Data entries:
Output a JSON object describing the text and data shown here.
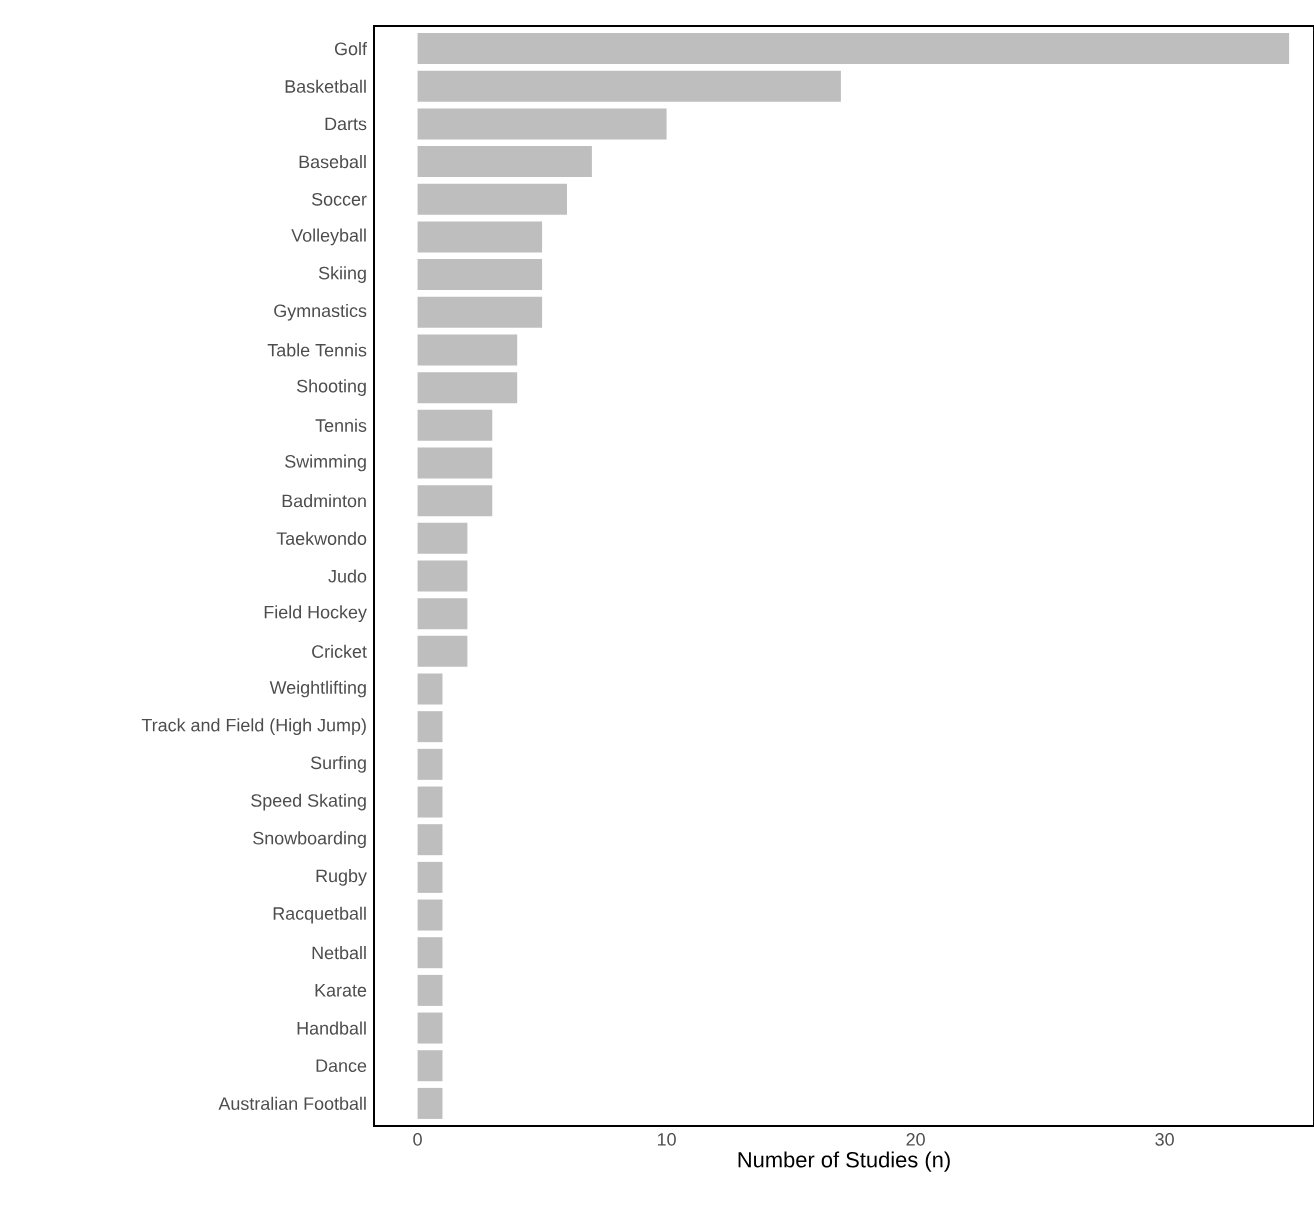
{
  "chart_data": {
    "type": "bar",
    "orientation": "horizontal",
    "xlabel": "Number of Studies (n)",
    "categories": [
      "Golf",
      "Basketball",
      "Darts",
      "Baseball",
      "Soccer",
      "Volleyball",
      "Skiing",
      "Gymnastics",
      "Table Tennis",
      "Shooting",
      "Tennis",
      "Swimming",
      "Badminton",
      "Taekwondo",
      "Judo",
      "Field Hockey",
      "Cricket",
      "Weightlifting",
      "Track and Field (High Jump)",
      "Surfing",
      "Speed Skating",
      "Snowboarding",
      "Rugby",
      "Racquetball",
      "Netball",
      "Karate",
      "Handball",
      "Dance",
      "Australian Football"
    ],
    "values": [
      35,
      17,
      10,
      7,
      6,
      5,
      5,
      5,
      4,
      4,
      3,
      3,
      3,
      2,
      2,
      2,
      2,
      1,
      1,
      1,
      1,
      1,
      1,
      1,
      1,
      1,
      1,
      1,
      1
    ],
    "color": "#bebebe",
    "xlim": [
      -1.75,
      36
    ],
    "xticks": [
      0,
      10,
      20,
      30
    ],
    "grid": false
  }
}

## Set task
Transcribe all the lines above exactly, apart from the pictures.

## Full solution
Output a JSON object describing the text and data shown here.
{
  "chart_data": {
    "type": "bar",
    "orientation": "horizontal",
    "xlabel": "Number of Studies (n)",
    "categories": [
      "Golf",
      "Basketball",
      "Darts",
      "Baseball",
      "Soccer",
      "Volleyball",
      "Skiing",
      "Gymnastics",
      "Table Tennis",
      "Shooting",
      "Tennis",
      "Swimming",
      "Badminton",
      "Taekwondo",
      "Judo",
      "Field Hockey",
      "Cricket",
      "Weightlifting",
      "Track and Field (High Jump)",
      "Surfing",
      "Speed Skating",
      "Snowboarding",
      "Rugby",
      "Racquetball",
      "Netball",
      "Karate",
      "Handball",
      "Dance",
      "Australian Football"
    ],
    "values": [
      35,
      17,
      10,
      7,
      6,
      5,
      5,
      5,
      4,
      4,
      3,
      3,
      3,
      2,
      2,
      2,
      2,
      1,
      1,
      1,
      1,
      1,
      1,
      1,
      1,
      1,
      1,
      1,
      1
    ],
    "color": "#bebebe",
    "xlim": [
      -1.75,
      36
    ],
    "xticks": [
      0,
      10,
      20,
      30
    ],
    "grid": false
  }
}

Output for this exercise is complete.